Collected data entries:
**********

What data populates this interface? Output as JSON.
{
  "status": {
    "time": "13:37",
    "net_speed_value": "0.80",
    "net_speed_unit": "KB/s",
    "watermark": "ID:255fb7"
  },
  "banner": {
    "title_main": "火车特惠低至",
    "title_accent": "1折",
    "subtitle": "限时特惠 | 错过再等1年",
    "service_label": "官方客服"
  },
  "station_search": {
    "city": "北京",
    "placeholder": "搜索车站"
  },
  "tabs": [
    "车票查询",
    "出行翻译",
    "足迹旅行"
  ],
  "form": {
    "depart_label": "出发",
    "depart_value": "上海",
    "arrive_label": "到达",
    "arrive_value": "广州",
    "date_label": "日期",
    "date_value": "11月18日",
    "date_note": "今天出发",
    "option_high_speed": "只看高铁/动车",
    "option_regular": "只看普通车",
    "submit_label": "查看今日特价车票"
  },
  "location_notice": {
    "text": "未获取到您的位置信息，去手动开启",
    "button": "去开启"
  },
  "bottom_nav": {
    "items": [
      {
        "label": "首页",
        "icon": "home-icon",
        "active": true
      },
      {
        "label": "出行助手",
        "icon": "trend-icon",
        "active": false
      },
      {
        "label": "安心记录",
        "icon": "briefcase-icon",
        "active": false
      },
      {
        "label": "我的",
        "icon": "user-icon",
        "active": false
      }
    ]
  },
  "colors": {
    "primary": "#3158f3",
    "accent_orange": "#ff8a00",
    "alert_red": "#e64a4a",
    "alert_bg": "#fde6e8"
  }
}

**********

■ WRITTEN REQUEST
Copy each line of the data exactly, leaving nothing out.

■ TASK RESPONSE
What data populates this interface? Output as JSON.
{
  "status": {
    "time": "13:37",
    "net_speed_value": "0.80",
    "net_speed_unit": "KB/s",
    "watermark": "ID:255fb7"
  },
  "banner": {
    "title_main": "火车特惠低至",
    "title_accent": "1折",
    "subtitle": "限时特惠 | 错过再等1年",
    "service_label": "官方客服"
  },
  "station_search": {
    "city": "北京",
    "placeholder": "搜索车站"
  },
  "tabs": [
    "车票查询",
    "出行翻译",
    "足迹旅行"
  ],
  "form": {
    "depart_label": "出发",
    "depart_value": "上海",
    "arrive_label": "到达",
    "arrive_value": "广州",
    "date_label": "日期",
    "date_value": "11月18日",
    "date_note": "今天出发",
    "option_high_speed": "只看高铁/动车",
    "option_regular": "只看普通车",
    "submit_label": "查看今日特价车票"
  },
  "location_notice": {
    "text": "未获取到您的位置信息，去手动开启",
    "button": "去开启"
  },
  "bottom_nav": {
    "items": [
      {
        "label": "首页",
        "icon": "home-icon",
        "active": true
      },
      {
        "label": "出行助手",
        "icon": "trend-icon",
        "active": false
      },
      {
        "label": "安心记录",
        "icon": "briefcase-icon",
        "active": false
      },
      {
        "label": "我的",
        "icon": "user-icon",
        "active": false
      }
    ]
  },
  "colors": {
    "primary": "#3158f3",
    "accent_orange": "#ff8a00",
    "alert_red": "#e64a4a",
    "alert_bg": "#fde6e8"
  }
}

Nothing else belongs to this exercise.